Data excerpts
===============

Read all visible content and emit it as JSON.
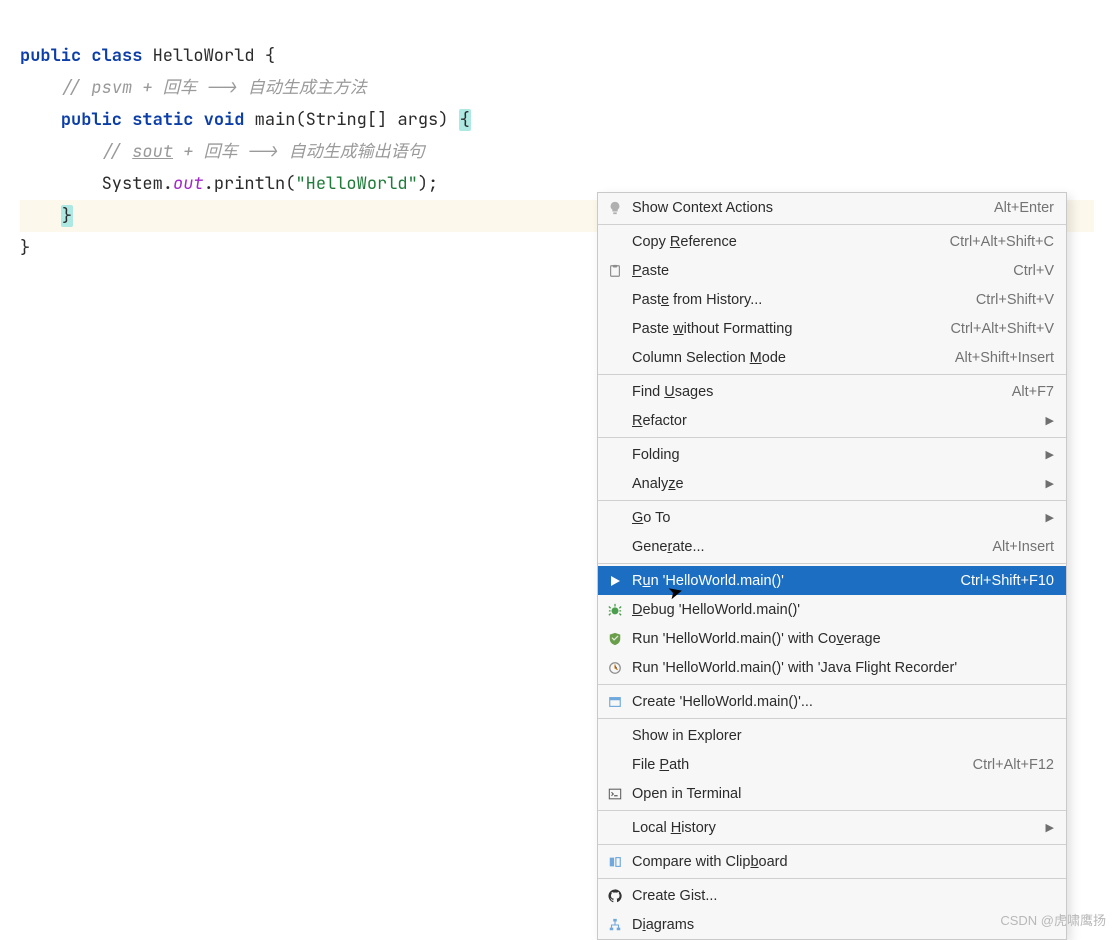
{
  "code": {
    "l1": {
      "kw1": "public",
      "kw2": "class",
      "cls": "HelloWorld",
      "brace": "{"
    },
    "l2": {
      "cmt": "// psvm + 回车 --> 自动生成主方法"
    },
    "l3": {
      "kw1": "public",
      "kw2": "static",
      "kw3": "void",
      "m": "main",
      "args": "(String[] args)",
      "brace": "{"
    },
    "l4": {
      "pre": "// ",
      "u": "sout",
      "post": " + 回车 --> 自动生成输出语句"
    },
    "l5": {
      "a": "System.",
      "b": "out",
      "c": ".println(",
      "d": "\"HelloWorld\"",
      "e": ");"
    },
    "l6": {
      "brace": "}"
    },
    "l7": {
      "brace": "}"
    }
  },
  "menu": {
    "groups": [
      [
        {
          "icon": "bulb",
          "label": "Show Context Actions",
          "shortcut": "Alt+Enter"
        }
      ],
      [
        {
          "label": "Copy <u>R</u>eference",
          "shortcut": "Ctrl+Alt+Shift+C"
        },
        {
          "icon": "paste",
          "label": "<u>P</u>aste",
          "shortcut": "Ctrl+V"
        },
        {
          "label": "Past<u>e</u> from History...",
          "shortcut": "Ctrl+Shift+V"
        },
        {
          "label": "Paste <u>w</u>ithout Formatting",
          "shortcut": "Ctrl+Alt+Shift+V"
        },
        {
          "label": "Column Selection <u>M</u>ode",
          "shortcut": "Alt+Shift+Insert"
        }
      ],
      [
        {
          "label": "Find <u>U</u>sages",
          "shortcut": "Alt+F7"
        },
        {
          "label": "<u>R</u>efactor",
          "arrow": true
        }
      ],
      [
        {
          "label": "Folding",
          "arrow": true
        },
        {
          "label": "Analy<u>z</u>e",
          "arrow": true
        }
      ],
      [
        {
          "label": "<u>G</u>o To",
          "arrow": true
        },
        {
          "label": "Gene<u>r</u>ate...",
          "shortcut": "Alt+Insert"
        }
      ],
      [
        {
          "icon": "run",
          "label": "R<u>u</u>n 'HelloWorld.main()'",
          "shortcut": "Ctrl+Shift+F10",
          "selected": true
        },
        {
          "icon": "debug",
          "label": "<u>D</u>ebug 'HelloWorld.main()'"
        },
        {
          "icon": "coverage",
          "label": "Run 'HelloWorld.main()' with Co<u>v</u>erage"
        },
        {
          "icon": "jfr",
          "label": "Run 'HelloWorld.main()' with 'Java Flight Recorder'"
        }
      ],
      [
        {
          "icon": "create",
          "label": "Create 'HelloWorld.main()'..."
        }
      ],
      [
        {
          "label": "Show in Explorer"
        },
        {
          "label": "File <u>P</u>ath",
          "shortcut": "Ctrl+Alt+F12"
        },
        {
          "icon": "terminal",
          "label": "Open in Terminal"
        }
      ],
      [
        {
          "label": "Local <u>H</u>istory",
          "arrow": true
        }
      ],
      [
        {
          "icon": "compare",
          "label": "Compare with Clip<u>b</u>oard"
        }
      ],
      [
        {
          "icon": "github",
          "label": "Create Gist..."
        },
        {
          "icon": "diagram",
          "label": "D<u>i</u>agrams"
        }
      ]
    ]
  },
  "watermark": "CSDN @虎啸鹰扬"
}
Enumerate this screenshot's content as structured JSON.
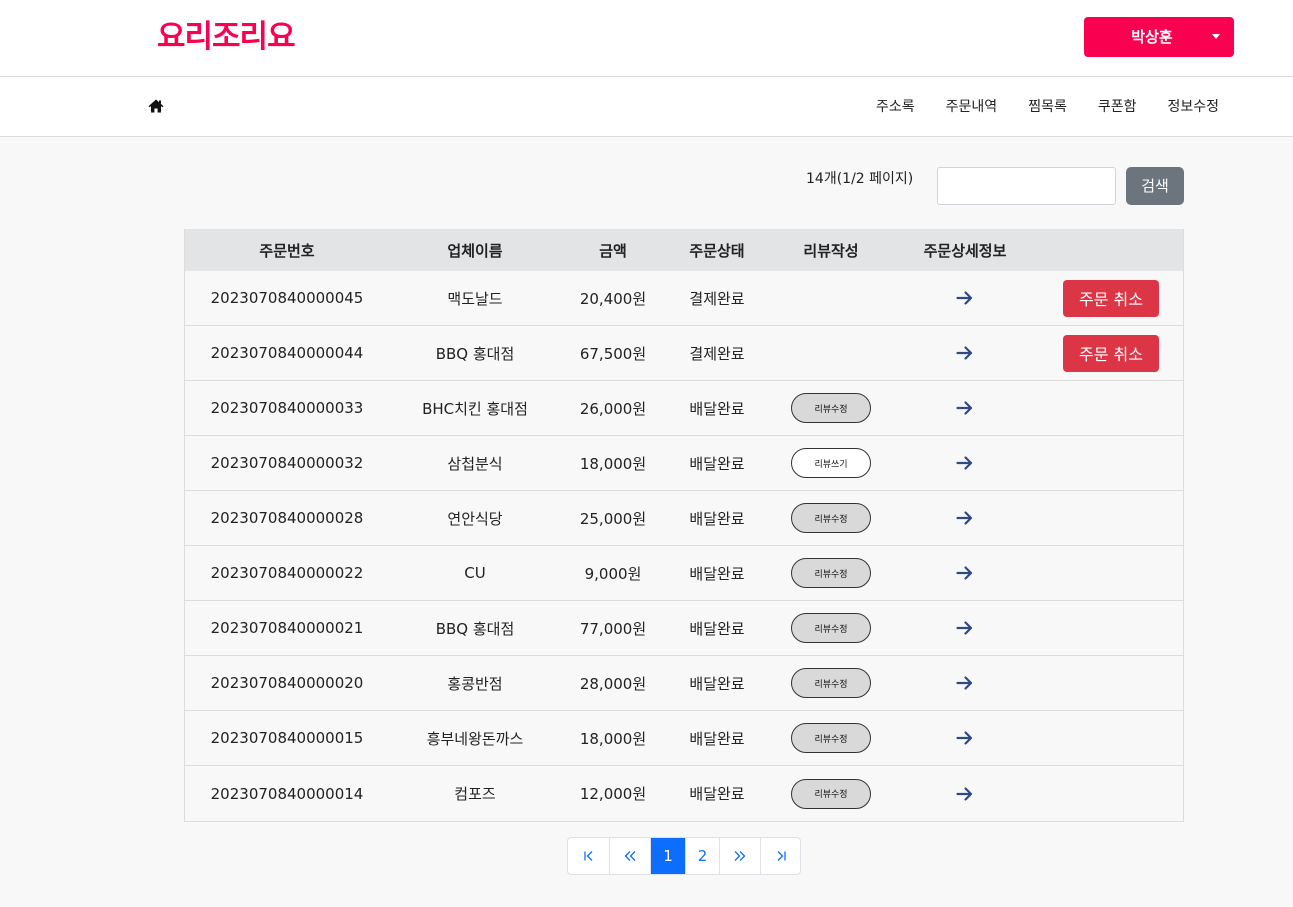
{
  "header": {
    "logo": "요리조리요",
    "user_name": "박상훈"
  },
  "nav": {
    "links": [
      "주소록",
      "주문내역",
      "찜목록",
      "쿠폰함",
      "정보수정"
    ]
  },
  "search": {
    "info": "14개(1/2 페이지)",
    "value": "",
    "button_label": "검색"
  },
  "table": {
    "headers": [
      "주문번호",
      "업체이름",
      "금액",
      "주문상태",
      "리뷰작성",
      "주문상세정보",
      ""
    ],
    "rows": [
      {
        "order_no": "2023070840000045",
        "store": "맥도날드",
        "amount": "20,400원",
        "status": "결제완료",
        "review": "",
        "review_type": "none",
        "action": "주문 취소"
      },
      {
        "order_no": "2023070840000044",
        "store": "BBQ 홍대점",
        "amount": "67,500원",
        "status": "결제완료",
        "review": "",
        "review_type": "none",
        "action": "주문 취소"
      },
      {
        "order_no": "2023070840000033",
        "store": "BHC치킨 홍대점",
        "amount": "26,000원",
        "status": "배달완료",
        "review": "리뷰수정",
        "review_type": "edit",
        "action": ""
      },
      {
        "order_no": "2023070840000032",
        "store": "삼첩분식",
        "amount": "18,000원",
        "status": "배달완료",
        "review": "리뷰쓰기",
        "review_type": "write",
        "action": ""
      },
      {
        "order_no": "2023070840000028",
        "store": "연안식당",
        "amount": "25,000원",
        "status": "배달완료",
        "review": "리뷰수정",
        "review_type": "edit",
        "action": ""
      },
      {
        "order_no": "2023070840000022",
        "store": "CU",
        "amount": "9,000원",
        "status": "배달완료",
        "review": "리뷰수정",
        "review_type": "edit",
        "action": ""
      },
      {
        "order_no": "2023070840000021",
        "store": "BBQ 홍대점",
        "amount": "77,000원",
        "status": "배달완료",
        "review": "리뷰수정",
        "review_type": "edit",
        "action": ""
      },
      {
        "order_no": "2023070840000020",
        "store": "홍콩반점",
        "amount": "28,000원",
        "status": "배달완료",
        "review": "리뷰수정",
        "review_type": "edit",
        "action": ""
      },
      {
        "order_no": "2023070840000015",
        "store": "흥부네왕돈까스",
        "amount": "18,000원",
        "status": "배달완료",
        "review": "리뷰수정",
        "review_type": "edit",
        "action": ""
      },
      {
        "order_no": "2023070840000014",
        "store": "컴포즈",
        "amount": "12,000원",
        "status": "배달완료",
        "review": "리뷰수정",
        "review_type": "edit",
        "action": ""
      }
    ]
  },
  "pagination": {
    "pages": [
      "1",
      "2"
    ],
    "active": "1"
  },
  "colors": {
    "brand": "#fa0050",
    "danger": "#dc3545",
    "primary": "#0d6efd",
    "secondary": "#6c757d",
    "arrow": "#2e4a86"
  }
}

===============

*Exercise objective:* The records above should be reproduced exactly, with no pictures included.

*Solution to this problem:*
Read all visible content and emit it as JSON.
{
  "code": {
    "l1": {
      "kw1": "public",
      "kw2": "class",
      "cls": "HelloWorld",
      "brace": "{"
    },
    "l2": {
      "cmt": "// psvm + 回车 --> 自动生成主方法"
    },
    "l3": {
      "kw1": "public",
      "kw2": "static",
      "kw3": "void",
      "m": "main",
      "args": "(String[] args)",
      "brace": "{"
    },
    "l4": {
      "pre": "// ",
      "u": "sout",
      "post": " + 回车 --> 自动生成输出语句"
    },
    "l5": {
      "a": "System.",
      "b": "out",
      "c": ".println(",
      "d": "\"HelloWorld\"",
      "e": ");"
    },
    "l6": {
      "brace": "}"
    },
    "l7": {
      "brace": "}"
    }
  },
  "menu": {
    "groups": [
      [
        {
          "icon": "bulb",
          "label": "Show Context Actions",
          "shortcut": "Alt+Enter"
        }
      ],
      [
        {
          "label": "Copy <u>R</u>eference",
          "shortcut": "Ctrl+Alt+Shift+C"
        },
        {
          "icon": "paste",
          "label": "<u>P</u>aste",
          "shortcut": "Ctrl+V"
        },
        {
          "label": "Past<u>e</u> from History...",
          "shortcut": "Ctrl+Shift+V"
        },
        {
          "label": "Paste <u>w</u>ithout Formatting",
          "shortcut": "Ctrl+Alt+Shift+V"
        },
        {
          "label": "Column Selection <u>M</u>ode",
          "shortcut": "Alt+Shift+Insert"
        }
      ],
      [
        {
          "label": "Find <u>U</u>sages",
          "shortcut": "Alt+F7"
        },
        {
          "label": "<u>R</u>efactor",
          "arrow": true
        }
      ],
      [
        {
          "label": "Folding",
          "arrow": true
        },
        {
          "label": "Analy<u>z</u>e",
          "arrow": true
        }
      ],
      [
        {
          "label": "<u>G</u>o To",
          "arrow": true
        },
        {
          "label": "Gene<u>r</u>ate...",
          "shortcut": "Alt+Insert"
        }
      ],
      [
        {
          "icon": "run",
          "label": "R<u>u</u>n 'HelloWorld.main()'",
          "shortcut": "Ctrl+Shift+F10",
          "selected": true
        },
        {
          "icon": "debug",
          "label": "<u>D</u>ebug 'HelloWorld.main()'"
        },
        {
          "icon": "coverage",
          "label": "Run 'HelloWorld.main()' with Co<u>v</u>erage"
        },
        {
          "icon": "jfr",
          "label": "Run 'HelloWorld.main()' with 'Java Flight Recorder'"
        }
      ],
      [
        {
          "icon": "create",
          "label": "Create 'HelloWorld.main()'..."
        }
      ],
      [
        {
          "label": "Show in Explorer"
        },
        {
          "label": "File <u>P</u>ath",
          "shortcut": "Ctrl+Alt+F12"
        },
        {
          "icon": "terminal",
          "label": "Open in Terminal"
        }
      ],
      [
        {
          "label": "Local <u>H</u>istory",
          "arrow": true
        }
      ],
      [
        {
          "icon": "compare",
          "label": "Compare with Clip<u>b</u>oard"
        }
      ],
      [
        {
          "icon": "github",
          "label": "Create Gist..."
        },
        {
          "icon": "diagram",
          "label": "D<u>i</u>agrams"
        }
      ]
    ]
  },
  "watermark": "CSDN @虎啸鹰扬"
}
Enumerate this screenshot's content as structured JSON.
{
  "header": {
    "logo": "요리조리요",
    "user_name": "박상훈"
  },
  "nav": {
    "links": [
      "주소록",
      "주문내역",
      "찜목록",
      "쿠폰함",
      "정보수정"
    ]
  },
  "search": {
    "info": "14개(1/2 페이지)",
    "value": "",
    "button_label": "검색"
  },
  "table": {
    "headers": [
      "주문번호",
      "업체이름",
      "금액",
      "주문상태",
      "리뷰작성",
      "주문상세정보",
      ""
    ],
    "rows": [
      {
        "order_no": "2023070840000045",
        "store": "맥도날드",
        "amount": "20,400원",
        "status": "결제완료",
        "review": "",
        "review_type": "none",
        "action": "주문 취소"
      },
      {
        "order_no": "2023070840000044",
        "store": "BBQ 홍대점",
        "amount": "67,500원",
        "status": "결제완료",
        "review": "",
        "review_type": "none",
        "action": "주문 취소"
      },
      {
        "order_no": "2023070840000033",
        "store": "BHC치킨 홍대점",
        "amount": "26,000원",
        "status": "배달완료",
        "review": "리뷰수정",
        "review_type": "edit",
        "action": ""
      },
      {
        "order_no": "2023070840000032",
        "store": "삼첩분식",
        "amount": "18,000원",
        "status": "배달완료",
        "review": "리뷰쓰기",
        "review_type": "write",
        "action": ""
      },
      {
        "order_no": "2023070840000028",
        "store": "연안식당",
        "amount": "25,000원",
        "status": "배달완료",
        "review": "리뷰수정",
        "review_type": "edit",
        "action": ""
      },
      {
        "order_no": "2023070840000022",
        "store": "CU",
        "amount": "9,000원",
        "status": "배달완료",
        "review": "리뷰수정",
        "review_type": "edit",
        "action": ""
      },
      {
        "order_no": "2023070840000021",
        "store": "BBQ 홍대점",
        "amount": "77,000원",
        "status": "배달완료",
        "review": "리뷰수정",
        "review_type": "edit",
        "action": ""
      },
      {
        "order_no": "2023070840000020",
        "store": "홍콩반점",
        "amount": "28,000원",
        "status": "배달완료",
        "review": "리뷰수정",
        "review_type": "edit",
        "action": ""
      },
      {
        "order_no": "2023070840000015",
        "store": "흥부네왕돈까스",
        "amount": "18,000원",
        "status": "배달완료",
        "review": "리뷰수정",
        "review_type": "edit",
        "action": ""
      },
      {
        "order_no": "2023070840000014",
        "store": "컴포즈",
        "amount": "12,000원",
        "status": "배달완료",
        "review": "리뷰수정",
        "review_type": "edit",
        "action": ""
      }
    ]
  },
  "pagination": {
    "pages": [
      "1",
      "2"
    ],
    "active": "1"
  },
  "colors": {
    "brand": "#fa0050",
    "danger": "#dc3545",
    "primary": "#0d6efd",
    "secondary": "#6c757d",
    "arrow": "#2e4a86"
  }
}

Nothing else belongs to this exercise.